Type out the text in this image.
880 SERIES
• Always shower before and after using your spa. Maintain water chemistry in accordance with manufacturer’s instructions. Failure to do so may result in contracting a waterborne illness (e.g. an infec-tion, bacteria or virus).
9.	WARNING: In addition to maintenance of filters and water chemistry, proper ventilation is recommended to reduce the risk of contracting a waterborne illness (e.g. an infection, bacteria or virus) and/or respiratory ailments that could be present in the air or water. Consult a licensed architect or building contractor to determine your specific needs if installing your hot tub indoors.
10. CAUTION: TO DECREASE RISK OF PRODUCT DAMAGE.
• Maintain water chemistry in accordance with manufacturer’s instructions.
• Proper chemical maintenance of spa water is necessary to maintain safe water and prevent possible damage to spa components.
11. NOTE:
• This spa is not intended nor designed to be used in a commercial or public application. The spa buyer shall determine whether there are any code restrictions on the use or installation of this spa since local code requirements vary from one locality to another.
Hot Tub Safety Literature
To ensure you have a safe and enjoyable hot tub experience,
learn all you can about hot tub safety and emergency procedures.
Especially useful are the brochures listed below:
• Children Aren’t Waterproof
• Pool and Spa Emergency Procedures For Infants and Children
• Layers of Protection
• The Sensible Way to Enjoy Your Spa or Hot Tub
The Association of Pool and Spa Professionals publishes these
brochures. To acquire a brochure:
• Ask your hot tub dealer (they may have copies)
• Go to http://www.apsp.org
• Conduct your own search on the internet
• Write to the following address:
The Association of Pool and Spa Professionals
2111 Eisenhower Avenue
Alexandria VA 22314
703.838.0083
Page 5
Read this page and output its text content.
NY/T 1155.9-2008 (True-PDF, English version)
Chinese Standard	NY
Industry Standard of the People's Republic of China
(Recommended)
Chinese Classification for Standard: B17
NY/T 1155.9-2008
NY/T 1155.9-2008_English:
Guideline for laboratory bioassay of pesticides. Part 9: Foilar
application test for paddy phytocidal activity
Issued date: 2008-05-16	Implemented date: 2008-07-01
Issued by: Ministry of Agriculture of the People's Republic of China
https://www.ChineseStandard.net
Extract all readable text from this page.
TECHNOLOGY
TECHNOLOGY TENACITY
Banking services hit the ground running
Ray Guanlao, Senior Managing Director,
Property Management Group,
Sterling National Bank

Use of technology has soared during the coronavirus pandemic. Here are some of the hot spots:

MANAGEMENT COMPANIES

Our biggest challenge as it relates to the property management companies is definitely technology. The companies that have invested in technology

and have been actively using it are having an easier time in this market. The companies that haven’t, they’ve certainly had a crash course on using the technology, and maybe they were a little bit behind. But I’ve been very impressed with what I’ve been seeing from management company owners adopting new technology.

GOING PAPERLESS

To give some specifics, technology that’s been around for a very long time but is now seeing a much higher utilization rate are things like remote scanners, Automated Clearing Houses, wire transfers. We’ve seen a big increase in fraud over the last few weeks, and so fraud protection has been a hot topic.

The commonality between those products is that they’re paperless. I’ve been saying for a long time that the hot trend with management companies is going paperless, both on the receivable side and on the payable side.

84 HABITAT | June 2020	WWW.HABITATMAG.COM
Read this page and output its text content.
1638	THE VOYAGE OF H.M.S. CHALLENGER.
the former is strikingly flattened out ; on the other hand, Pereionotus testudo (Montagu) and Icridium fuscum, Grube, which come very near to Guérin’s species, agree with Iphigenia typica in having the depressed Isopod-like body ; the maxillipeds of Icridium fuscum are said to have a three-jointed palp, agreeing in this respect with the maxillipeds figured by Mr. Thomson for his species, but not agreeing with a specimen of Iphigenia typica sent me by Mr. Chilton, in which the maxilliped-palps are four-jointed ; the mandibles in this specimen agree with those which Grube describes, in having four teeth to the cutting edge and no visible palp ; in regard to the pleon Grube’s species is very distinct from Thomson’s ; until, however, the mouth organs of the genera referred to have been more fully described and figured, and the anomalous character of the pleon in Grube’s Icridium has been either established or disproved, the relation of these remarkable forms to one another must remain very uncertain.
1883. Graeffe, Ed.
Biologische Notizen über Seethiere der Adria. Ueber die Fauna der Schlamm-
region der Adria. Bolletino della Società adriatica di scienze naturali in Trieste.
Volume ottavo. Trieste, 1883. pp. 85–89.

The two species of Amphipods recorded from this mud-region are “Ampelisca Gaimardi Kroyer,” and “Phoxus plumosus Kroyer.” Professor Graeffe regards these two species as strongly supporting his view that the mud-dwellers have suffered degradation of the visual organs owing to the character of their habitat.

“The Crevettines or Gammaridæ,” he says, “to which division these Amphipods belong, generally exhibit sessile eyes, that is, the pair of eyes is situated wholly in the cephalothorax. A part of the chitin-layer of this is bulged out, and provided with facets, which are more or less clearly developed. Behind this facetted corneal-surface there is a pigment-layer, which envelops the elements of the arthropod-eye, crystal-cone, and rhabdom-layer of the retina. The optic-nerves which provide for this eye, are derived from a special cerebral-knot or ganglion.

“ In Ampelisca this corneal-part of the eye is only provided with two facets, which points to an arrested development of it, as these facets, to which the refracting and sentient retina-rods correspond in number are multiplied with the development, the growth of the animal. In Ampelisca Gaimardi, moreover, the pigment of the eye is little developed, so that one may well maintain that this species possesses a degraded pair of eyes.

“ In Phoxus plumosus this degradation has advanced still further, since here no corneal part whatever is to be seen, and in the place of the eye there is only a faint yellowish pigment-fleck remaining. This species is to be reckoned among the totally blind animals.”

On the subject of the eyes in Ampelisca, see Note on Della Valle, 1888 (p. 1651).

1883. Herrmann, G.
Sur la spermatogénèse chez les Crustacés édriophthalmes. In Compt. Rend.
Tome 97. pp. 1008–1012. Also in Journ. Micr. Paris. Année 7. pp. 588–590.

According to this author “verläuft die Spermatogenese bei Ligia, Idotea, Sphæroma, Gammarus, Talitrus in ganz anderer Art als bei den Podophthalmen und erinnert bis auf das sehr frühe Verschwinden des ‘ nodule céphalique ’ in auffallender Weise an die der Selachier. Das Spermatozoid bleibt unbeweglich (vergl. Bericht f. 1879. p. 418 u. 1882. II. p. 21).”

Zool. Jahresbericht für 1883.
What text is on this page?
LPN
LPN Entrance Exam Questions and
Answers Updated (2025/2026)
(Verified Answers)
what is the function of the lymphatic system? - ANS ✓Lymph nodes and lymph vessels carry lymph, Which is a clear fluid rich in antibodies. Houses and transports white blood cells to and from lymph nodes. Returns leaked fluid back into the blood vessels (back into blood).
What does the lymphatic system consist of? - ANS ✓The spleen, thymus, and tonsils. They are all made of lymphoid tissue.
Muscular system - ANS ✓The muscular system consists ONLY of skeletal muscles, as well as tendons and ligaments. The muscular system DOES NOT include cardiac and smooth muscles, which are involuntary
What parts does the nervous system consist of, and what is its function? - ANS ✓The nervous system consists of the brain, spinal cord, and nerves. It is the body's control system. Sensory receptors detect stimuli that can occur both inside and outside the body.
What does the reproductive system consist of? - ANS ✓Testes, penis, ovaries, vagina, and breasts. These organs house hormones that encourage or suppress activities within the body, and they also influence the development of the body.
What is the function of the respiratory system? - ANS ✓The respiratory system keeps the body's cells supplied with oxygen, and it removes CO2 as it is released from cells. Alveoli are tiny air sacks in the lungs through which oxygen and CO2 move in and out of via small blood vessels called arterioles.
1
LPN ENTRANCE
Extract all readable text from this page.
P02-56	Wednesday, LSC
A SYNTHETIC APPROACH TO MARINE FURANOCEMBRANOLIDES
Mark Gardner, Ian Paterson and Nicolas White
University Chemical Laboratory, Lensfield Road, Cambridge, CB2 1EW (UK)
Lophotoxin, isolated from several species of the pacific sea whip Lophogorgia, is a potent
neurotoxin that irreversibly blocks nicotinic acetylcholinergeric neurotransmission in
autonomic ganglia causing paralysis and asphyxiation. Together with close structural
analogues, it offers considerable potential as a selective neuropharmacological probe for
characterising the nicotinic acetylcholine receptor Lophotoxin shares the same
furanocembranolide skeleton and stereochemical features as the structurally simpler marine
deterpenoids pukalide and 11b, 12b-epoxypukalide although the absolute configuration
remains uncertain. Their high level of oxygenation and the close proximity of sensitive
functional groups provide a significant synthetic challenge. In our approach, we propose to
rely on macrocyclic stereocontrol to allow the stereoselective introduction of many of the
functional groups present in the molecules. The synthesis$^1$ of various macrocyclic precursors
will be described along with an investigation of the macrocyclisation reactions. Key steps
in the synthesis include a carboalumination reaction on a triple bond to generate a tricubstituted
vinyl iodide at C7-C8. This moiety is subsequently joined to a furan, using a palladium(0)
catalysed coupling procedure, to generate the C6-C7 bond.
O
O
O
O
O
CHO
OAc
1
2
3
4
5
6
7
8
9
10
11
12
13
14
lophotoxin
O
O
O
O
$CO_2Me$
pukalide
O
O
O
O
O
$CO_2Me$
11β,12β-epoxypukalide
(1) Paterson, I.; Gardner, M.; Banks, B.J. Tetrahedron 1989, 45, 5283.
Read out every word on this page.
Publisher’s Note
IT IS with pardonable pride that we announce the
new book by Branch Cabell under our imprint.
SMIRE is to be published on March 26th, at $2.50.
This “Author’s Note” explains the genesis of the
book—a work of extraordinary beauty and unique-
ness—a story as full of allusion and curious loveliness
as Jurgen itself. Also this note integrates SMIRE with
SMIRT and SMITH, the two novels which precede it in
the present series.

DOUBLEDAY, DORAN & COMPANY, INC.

※

▸ WHAT YOU NEED TO DO: Examine each line of the records above and tally those with the string "little". State the total alone.

▸ OUTPUT OF THE EXERCISE: 2